*** Materials provided Section Begins ***

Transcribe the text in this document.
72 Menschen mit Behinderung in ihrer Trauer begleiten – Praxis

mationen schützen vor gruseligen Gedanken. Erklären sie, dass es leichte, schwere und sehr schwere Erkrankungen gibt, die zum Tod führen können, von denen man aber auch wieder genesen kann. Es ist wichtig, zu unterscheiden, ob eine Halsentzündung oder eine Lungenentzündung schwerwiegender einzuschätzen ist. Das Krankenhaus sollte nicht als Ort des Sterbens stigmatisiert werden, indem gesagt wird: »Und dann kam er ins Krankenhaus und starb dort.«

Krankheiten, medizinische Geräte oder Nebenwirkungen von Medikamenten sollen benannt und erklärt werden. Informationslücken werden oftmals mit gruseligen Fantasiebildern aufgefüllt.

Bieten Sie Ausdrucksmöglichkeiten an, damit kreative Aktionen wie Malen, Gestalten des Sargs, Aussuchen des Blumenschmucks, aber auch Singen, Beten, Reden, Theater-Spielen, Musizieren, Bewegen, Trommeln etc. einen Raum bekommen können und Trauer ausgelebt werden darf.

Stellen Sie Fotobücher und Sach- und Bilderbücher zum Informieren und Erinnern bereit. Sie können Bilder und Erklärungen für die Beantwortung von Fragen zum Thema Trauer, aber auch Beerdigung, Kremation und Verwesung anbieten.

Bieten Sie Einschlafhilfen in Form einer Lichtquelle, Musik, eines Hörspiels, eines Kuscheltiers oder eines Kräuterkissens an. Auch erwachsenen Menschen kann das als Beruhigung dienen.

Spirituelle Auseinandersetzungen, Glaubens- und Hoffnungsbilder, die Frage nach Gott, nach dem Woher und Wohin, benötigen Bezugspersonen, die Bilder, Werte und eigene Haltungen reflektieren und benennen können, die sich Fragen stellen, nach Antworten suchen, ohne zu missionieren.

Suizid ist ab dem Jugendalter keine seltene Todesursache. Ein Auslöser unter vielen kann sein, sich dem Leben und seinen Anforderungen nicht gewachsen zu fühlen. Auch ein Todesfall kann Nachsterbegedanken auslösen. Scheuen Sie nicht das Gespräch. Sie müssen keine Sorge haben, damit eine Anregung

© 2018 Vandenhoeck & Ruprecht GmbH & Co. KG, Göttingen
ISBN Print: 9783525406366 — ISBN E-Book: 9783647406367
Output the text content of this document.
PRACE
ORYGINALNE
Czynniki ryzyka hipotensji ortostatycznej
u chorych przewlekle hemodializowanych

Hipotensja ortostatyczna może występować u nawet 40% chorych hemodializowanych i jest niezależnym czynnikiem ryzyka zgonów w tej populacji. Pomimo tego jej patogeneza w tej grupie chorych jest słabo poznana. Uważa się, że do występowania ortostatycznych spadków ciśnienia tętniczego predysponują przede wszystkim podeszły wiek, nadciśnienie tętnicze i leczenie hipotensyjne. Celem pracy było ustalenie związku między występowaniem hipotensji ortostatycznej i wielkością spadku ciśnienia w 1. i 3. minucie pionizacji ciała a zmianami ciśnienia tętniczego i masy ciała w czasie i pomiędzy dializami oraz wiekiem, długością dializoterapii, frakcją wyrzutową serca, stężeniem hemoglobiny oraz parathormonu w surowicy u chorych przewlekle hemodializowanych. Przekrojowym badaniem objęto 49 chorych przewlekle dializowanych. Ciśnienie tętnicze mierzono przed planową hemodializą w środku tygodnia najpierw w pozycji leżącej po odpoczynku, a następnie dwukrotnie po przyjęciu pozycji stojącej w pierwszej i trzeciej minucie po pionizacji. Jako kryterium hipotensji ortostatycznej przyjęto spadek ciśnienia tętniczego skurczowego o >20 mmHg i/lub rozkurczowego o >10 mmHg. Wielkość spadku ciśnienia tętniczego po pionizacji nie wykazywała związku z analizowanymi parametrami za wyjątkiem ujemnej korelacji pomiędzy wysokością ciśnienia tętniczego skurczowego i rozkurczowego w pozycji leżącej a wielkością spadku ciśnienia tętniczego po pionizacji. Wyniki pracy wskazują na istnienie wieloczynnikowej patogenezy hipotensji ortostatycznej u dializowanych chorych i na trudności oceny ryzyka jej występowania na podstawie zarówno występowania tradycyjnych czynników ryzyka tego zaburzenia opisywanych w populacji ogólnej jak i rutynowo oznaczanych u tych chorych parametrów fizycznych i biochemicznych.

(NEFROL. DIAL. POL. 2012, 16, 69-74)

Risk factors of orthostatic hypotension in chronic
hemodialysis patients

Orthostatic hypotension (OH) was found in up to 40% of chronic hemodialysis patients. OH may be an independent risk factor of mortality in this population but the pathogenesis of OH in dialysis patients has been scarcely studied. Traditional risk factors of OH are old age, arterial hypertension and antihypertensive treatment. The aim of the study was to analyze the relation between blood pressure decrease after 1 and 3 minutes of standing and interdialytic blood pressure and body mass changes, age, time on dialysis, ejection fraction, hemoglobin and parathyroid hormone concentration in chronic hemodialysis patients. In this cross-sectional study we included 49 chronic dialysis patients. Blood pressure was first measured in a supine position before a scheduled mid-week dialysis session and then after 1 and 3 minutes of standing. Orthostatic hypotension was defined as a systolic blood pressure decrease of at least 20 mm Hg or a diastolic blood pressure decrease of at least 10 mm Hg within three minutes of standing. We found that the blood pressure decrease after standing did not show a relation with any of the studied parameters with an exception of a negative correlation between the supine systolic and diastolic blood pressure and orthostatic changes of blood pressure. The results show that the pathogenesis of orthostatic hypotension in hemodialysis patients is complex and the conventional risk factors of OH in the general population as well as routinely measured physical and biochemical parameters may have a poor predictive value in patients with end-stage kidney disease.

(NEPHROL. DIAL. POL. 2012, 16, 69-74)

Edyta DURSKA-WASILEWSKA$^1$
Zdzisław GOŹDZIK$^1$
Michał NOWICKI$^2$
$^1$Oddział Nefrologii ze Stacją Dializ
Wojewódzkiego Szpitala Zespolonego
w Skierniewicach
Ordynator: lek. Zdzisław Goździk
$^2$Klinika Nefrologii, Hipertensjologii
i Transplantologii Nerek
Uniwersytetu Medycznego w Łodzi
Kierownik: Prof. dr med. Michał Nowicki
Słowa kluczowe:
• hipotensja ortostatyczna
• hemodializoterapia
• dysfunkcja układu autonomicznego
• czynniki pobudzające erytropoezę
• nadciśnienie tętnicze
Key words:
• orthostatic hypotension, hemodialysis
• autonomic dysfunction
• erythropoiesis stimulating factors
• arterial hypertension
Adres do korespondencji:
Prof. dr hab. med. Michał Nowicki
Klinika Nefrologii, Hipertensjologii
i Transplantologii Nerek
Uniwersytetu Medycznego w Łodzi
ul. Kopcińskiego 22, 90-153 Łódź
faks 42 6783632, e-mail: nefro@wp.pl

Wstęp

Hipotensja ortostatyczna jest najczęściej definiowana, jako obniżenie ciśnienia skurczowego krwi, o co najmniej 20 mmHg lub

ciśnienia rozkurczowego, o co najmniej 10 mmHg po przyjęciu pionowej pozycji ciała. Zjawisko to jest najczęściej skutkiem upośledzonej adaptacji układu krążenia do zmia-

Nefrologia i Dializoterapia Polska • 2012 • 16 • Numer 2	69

*** Materials provided Section Ends ***

### What you have to do
All lines of the entries above where "Fragen" turns up should be reported.

### Problem solution
Stellen Sie Fotobücher und Sach- und Bilderbücher zum Informieren und Erinnern bereit. Sie können Bilder und Erklärungen für die Beantwortung von Fragen zum Thema Trauer, aber auch Beerdigung, Kremation und Verwesung anbieten.
Spirituelle Auseinandersetzungen, Glaubens- und Hoffnungsbilder, die Frage nach Gott, nach dem Woher und Wohin, benötigen Bezugspersonen, die Bilder, Werte und eigene Haltungen reflektieren und benennen können, die sich Fragen stellen, nach Antworten suchen, ohne zu missionieren.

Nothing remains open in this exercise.